**OBJECTIVE:**
Search the data for the word "manufacturing" and copy every line that contains it.

┌─ SOURCE DATA

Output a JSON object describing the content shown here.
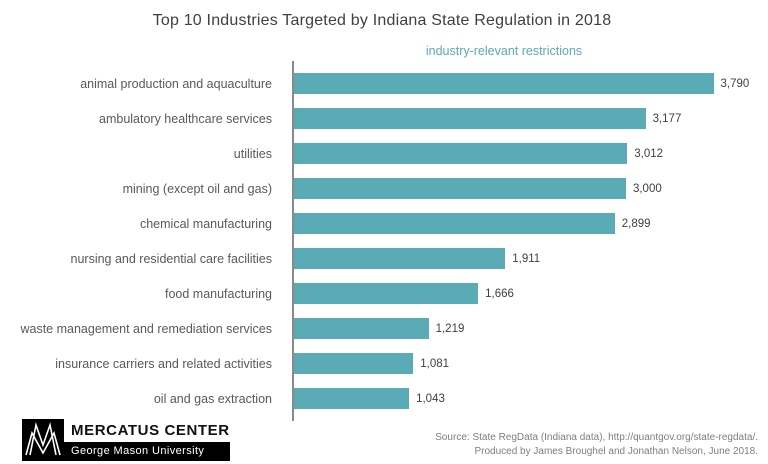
{
  "title": "Top 10 Industries Targeted by Indiana State Regulation in 2018",
  "legend": "industry-relevant restrictions",
  "colors": {
    "bar": "#5aabb5",
    "legend_text": "#5aabb5",
    "axis_line": "#8a8a8a"
  },
  "chart_data": {
    "type": "bar",
    "orientation": "horizontal",
    "title": "Top 10 Industries Targeted by Indiana State Regulation in 2018",
    "series_label": "industry-relevant restrictions",
    "legend_position": "top",
    "grid": false,
    "xlim": [
      0,
      3790
    ],
    "categories": [
      "animal production and aquaculture",
      "ambulatory healthcare services",
      "utilities",
      "mining (except oil and gas)",
      "chemical manufacturing",
      "nursing and residential care facilities",
      "food manufacturing",
      "waste management and remediation services",
      "insurance carriers and related activities",
      "oil and gas extraction"
    ],
    "values": [
      3790,
      3177,
      3012,
      3000,
      2899,
      1911,
      1666,
      1219,
      1081,
      1043
    ],
    "value_labels": [
      "3,790",
      "3,177",
      "3,012",
      "3,000",
      "2,899",
      "1,911",
      "1,666",
      "1,219",
      "1,081",
      "1,043"
    ]
  },
  "footer": {
    "brand_title": "MERCATUS CENTER",
    "brand_subtitle": "George Mason University",
    "source_line1": "Source: State RegData (Indiana data), http://quantgov.org/state-regdata/.",
    "source_line2": "Produced by James Broughel and Jonathan Nelson, June 2018."
  }
}
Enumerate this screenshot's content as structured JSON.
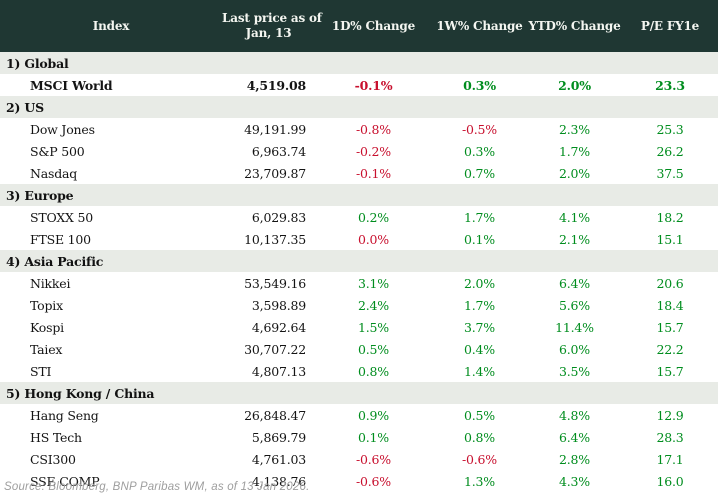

└─

**CORRECT RESULT:**
      "chemical manufacturing",
      "food manufacturing",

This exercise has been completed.